Extracted records:
----------------------------------------

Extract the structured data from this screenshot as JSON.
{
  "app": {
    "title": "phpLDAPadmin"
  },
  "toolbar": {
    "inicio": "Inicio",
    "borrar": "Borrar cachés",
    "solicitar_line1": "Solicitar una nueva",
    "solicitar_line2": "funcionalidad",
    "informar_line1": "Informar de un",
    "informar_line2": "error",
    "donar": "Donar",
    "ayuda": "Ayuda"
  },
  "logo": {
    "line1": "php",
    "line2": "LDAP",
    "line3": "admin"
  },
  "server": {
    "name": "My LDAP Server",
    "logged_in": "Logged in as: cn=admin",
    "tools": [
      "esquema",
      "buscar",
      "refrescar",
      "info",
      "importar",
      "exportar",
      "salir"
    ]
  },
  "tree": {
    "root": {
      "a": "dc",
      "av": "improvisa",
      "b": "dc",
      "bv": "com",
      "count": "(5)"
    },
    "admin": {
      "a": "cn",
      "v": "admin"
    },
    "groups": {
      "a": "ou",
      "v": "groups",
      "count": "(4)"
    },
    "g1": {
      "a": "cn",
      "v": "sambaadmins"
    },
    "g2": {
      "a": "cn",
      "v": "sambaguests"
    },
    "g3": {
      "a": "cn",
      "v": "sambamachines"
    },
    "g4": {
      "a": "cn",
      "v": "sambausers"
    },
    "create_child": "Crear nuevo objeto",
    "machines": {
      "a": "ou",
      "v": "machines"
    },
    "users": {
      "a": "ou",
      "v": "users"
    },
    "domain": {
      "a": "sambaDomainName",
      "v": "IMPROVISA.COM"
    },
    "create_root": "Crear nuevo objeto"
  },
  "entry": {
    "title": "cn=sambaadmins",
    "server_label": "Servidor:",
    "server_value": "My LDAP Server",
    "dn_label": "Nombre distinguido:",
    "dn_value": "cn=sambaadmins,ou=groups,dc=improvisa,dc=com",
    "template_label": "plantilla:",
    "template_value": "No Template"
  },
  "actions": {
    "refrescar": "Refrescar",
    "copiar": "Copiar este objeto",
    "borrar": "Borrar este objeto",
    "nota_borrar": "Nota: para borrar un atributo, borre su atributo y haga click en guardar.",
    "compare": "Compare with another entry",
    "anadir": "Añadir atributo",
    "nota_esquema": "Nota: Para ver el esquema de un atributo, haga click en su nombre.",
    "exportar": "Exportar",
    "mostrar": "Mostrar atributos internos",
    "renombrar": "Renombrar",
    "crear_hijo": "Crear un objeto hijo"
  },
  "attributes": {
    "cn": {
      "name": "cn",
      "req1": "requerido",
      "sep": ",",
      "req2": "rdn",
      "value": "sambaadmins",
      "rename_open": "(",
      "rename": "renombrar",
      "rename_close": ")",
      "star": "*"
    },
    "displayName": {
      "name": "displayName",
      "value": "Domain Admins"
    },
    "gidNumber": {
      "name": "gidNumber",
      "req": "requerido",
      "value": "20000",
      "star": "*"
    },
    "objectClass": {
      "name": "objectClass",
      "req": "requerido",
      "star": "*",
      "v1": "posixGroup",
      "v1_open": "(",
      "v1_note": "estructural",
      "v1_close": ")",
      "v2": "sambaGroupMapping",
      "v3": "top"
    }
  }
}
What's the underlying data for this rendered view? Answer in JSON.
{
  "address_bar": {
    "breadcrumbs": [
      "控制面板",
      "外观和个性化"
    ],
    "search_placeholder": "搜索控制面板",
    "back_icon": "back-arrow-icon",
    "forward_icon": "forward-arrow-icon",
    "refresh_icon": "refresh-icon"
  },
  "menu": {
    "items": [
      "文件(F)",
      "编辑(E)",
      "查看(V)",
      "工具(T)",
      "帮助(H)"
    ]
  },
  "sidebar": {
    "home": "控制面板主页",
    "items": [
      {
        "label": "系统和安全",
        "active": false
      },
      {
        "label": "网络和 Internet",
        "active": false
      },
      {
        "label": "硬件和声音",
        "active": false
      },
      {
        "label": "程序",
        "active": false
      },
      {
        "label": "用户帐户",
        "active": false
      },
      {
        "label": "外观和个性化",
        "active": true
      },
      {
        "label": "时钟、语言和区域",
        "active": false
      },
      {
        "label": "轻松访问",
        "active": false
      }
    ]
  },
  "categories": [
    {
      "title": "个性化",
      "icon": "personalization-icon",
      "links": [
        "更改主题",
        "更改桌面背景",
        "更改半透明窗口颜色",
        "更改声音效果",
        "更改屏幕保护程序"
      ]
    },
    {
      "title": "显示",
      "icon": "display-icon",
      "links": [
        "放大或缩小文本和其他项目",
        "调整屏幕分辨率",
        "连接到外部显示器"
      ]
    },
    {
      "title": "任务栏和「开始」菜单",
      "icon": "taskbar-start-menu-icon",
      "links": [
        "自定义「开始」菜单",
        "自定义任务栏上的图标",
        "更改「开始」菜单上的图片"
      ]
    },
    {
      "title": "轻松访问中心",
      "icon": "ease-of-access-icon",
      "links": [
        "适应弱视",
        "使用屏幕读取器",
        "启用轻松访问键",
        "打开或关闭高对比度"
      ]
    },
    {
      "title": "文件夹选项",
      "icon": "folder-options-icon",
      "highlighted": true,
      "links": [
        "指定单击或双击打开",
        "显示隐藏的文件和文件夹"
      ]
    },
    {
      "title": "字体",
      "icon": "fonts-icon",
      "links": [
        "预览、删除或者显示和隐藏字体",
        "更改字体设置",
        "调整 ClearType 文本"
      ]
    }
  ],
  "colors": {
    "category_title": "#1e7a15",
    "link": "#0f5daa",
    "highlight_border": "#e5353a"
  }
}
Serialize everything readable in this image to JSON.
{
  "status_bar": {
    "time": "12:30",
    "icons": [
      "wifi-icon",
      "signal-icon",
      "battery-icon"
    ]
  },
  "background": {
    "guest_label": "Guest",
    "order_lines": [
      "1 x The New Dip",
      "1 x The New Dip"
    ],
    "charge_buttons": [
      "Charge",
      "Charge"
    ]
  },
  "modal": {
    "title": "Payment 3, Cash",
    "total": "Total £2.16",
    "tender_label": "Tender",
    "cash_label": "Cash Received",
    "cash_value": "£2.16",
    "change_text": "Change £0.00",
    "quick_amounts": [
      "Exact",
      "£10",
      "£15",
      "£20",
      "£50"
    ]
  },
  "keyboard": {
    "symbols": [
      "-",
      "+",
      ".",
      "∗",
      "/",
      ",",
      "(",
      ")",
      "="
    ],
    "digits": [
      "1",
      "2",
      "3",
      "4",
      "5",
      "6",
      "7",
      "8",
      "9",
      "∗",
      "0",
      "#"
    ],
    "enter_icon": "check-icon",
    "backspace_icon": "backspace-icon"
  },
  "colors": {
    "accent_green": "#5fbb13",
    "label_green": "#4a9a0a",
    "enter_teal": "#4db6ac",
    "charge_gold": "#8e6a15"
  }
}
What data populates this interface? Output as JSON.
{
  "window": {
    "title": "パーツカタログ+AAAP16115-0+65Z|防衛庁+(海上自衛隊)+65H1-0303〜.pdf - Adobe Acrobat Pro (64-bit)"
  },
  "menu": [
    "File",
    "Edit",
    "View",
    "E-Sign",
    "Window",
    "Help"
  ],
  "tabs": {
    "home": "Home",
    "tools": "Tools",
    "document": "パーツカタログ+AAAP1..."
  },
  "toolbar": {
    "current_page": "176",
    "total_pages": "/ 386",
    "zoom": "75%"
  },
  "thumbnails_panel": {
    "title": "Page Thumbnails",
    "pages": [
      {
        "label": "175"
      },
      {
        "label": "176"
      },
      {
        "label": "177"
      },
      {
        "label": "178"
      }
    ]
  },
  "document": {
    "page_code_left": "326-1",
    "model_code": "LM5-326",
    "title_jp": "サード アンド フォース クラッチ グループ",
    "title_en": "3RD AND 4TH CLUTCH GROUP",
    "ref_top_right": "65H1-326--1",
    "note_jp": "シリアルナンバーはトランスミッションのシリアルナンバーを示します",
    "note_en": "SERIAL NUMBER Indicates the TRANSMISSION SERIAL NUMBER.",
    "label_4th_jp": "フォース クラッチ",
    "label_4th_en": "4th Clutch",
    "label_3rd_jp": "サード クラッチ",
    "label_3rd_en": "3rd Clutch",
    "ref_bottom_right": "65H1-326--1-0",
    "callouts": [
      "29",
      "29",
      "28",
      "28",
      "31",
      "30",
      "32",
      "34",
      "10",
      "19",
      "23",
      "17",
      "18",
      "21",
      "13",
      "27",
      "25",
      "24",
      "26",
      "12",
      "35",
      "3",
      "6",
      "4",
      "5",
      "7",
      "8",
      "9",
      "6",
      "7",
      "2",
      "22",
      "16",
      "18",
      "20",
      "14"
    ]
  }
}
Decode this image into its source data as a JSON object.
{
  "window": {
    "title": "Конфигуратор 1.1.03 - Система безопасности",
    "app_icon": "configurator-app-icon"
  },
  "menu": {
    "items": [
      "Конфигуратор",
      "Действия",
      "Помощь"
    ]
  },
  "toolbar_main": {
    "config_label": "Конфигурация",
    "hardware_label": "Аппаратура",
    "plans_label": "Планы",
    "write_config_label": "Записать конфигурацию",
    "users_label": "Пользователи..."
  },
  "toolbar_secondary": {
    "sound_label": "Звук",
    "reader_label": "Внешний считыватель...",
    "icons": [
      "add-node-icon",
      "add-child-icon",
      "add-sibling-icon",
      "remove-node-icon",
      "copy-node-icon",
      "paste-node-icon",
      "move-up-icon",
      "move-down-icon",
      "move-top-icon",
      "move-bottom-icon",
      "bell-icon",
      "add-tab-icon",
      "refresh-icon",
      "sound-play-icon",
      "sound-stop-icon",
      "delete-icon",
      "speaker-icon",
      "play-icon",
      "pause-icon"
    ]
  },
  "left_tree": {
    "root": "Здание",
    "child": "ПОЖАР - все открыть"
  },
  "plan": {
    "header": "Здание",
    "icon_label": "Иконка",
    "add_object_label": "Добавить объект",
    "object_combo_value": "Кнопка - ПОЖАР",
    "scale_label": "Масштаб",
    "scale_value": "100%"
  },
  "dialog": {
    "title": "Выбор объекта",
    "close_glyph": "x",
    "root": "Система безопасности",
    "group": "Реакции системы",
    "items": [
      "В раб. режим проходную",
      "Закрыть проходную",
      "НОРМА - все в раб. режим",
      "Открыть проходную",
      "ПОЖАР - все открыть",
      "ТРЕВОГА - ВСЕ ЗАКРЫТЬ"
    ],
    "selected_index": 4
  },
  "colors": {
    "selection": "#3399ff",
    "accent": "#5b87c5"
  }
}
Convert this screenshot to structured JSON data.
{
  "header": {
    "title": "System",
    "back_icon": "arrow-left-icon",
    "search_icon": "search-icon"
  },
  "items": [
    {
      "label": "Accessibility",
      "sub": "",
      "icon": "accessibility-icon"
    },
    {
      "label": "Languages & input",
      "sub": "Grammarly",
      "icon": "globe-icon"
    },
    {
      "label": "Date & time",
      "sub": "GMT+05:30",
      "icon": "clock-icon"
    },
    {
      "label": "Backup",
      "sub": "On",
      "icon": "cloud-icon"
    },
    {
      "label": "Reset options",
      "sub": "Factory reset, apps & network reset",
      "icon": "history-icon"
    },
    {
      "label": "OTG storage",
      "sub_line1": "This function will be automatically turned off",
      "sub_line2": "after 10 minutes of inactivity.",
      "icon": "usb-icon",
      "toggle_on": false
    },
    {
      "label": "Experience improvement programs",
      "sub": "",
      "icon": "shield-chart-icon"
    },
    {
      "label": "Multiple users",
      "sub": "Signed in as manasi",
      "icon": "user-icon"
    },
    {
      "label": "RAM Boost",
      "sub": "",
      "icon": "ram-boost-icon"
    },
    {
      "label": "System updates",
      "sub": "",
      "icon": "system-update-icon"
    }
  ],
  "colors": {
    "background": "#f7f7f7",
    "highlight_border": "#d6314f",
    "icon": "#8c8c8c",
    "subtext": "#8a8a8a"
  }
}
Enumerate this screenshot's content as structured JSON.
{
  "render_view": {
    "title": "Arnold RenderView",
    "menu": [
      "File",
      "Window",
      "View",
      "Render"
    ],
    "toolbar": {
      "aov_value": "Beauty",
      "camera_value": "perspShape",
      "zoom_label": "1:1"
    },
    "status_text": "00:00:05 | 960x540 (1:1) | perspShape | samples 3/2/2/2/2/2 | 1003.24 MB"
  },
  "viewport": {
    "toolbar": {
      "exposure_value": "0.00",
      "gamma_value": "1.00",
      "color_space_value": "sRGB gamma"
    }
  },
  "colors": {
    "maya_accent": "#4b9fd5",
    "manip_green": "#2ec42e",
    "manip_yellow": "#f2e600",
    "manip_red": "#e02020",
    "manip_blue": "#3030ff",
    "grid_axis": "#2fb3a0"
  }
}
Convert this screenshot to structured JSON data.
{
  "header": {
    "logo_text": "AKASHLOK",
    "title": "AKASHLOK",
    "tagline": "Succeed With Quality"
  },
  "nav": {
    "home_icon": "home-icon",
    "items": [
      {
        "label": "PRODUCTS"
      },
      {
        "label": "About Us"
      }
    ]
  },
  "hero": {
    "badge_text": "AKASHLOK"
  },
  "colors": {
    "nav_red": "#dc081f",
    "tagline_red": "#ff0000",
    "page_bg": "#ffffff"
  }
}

----------------------------------------

> What the task requires
Locate all lines holding the word "groups", then copy them out.

> Result of the exercise
    "groups": {
      "v": "groups",
    "dn_value": "cn=sambaadmins,ou=groups,dc=improvisa,dc=com",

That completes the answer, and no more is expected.